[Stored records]
[start]
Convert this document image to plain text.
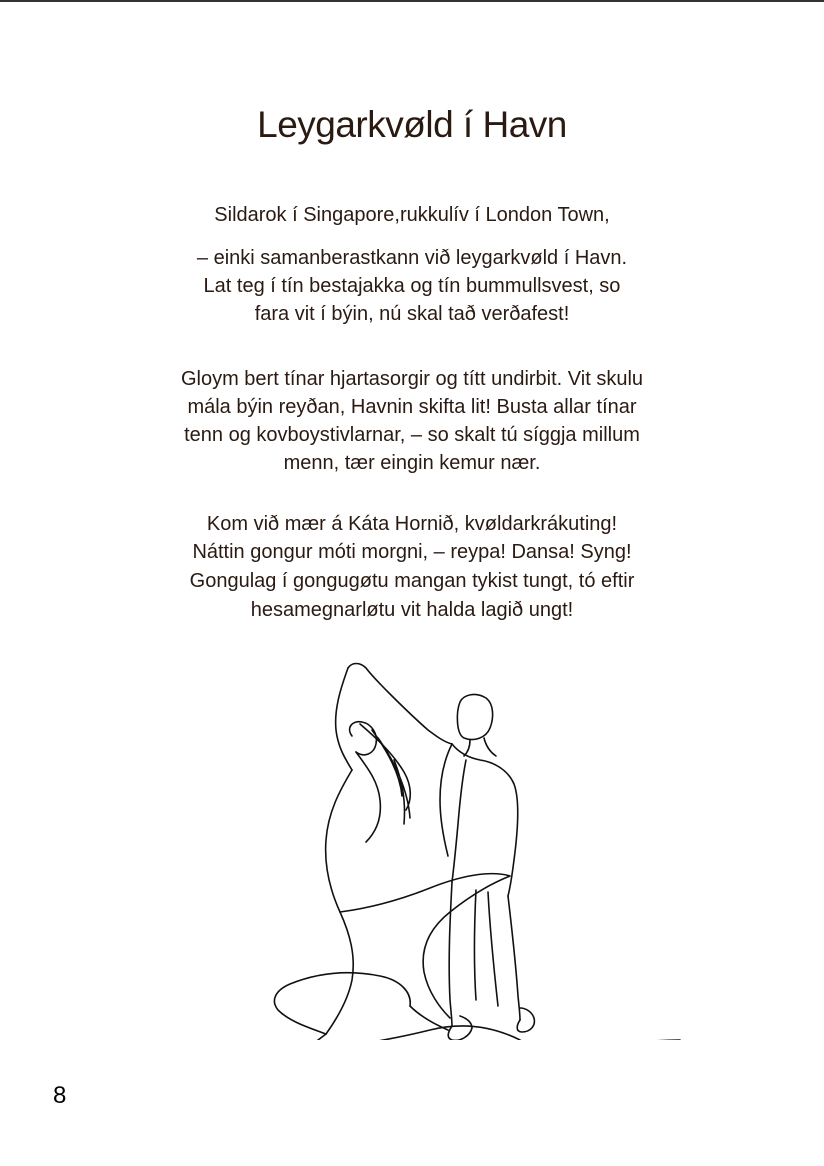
Leygarkvøld í Havn
Sildarok í Singapore,rukkulív í London Town,
– einki samanberastkann við leygarkvøld í Havn.
Lat teg í tín bestajakka og tín bummullsvest, so
fara vit í býin, nú skal tað verðafest!
Gloym bert tínar hjartasorgir og títt undirbit. Vit skulu
mála býin reyðan, Havnin skifta lit! Busta allar tínar
tenn og kovboystivlarnar, – so skalt tú síggja millum
menn, tær eingin kemur nær.
Kom við mær á Káta Hornið, kvøldarkrákuting!
Náttin gongur móti morgni, – reypa! Dansa! Syng!
Gongulag í gongugøtu mangan tykist tungt, tó eftir
hesamegnarløtu vit halda lagið ungt!
8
[end]
GOAL OF THE EXERCISE: Identify all lines where the word "býin" shows up. Copy them.

RESULT FOR THIS TASK:
fara vit í býin, nú skal tað verðafest!
mála býin reyðan, Havnin skifta lit! Busta allar tínar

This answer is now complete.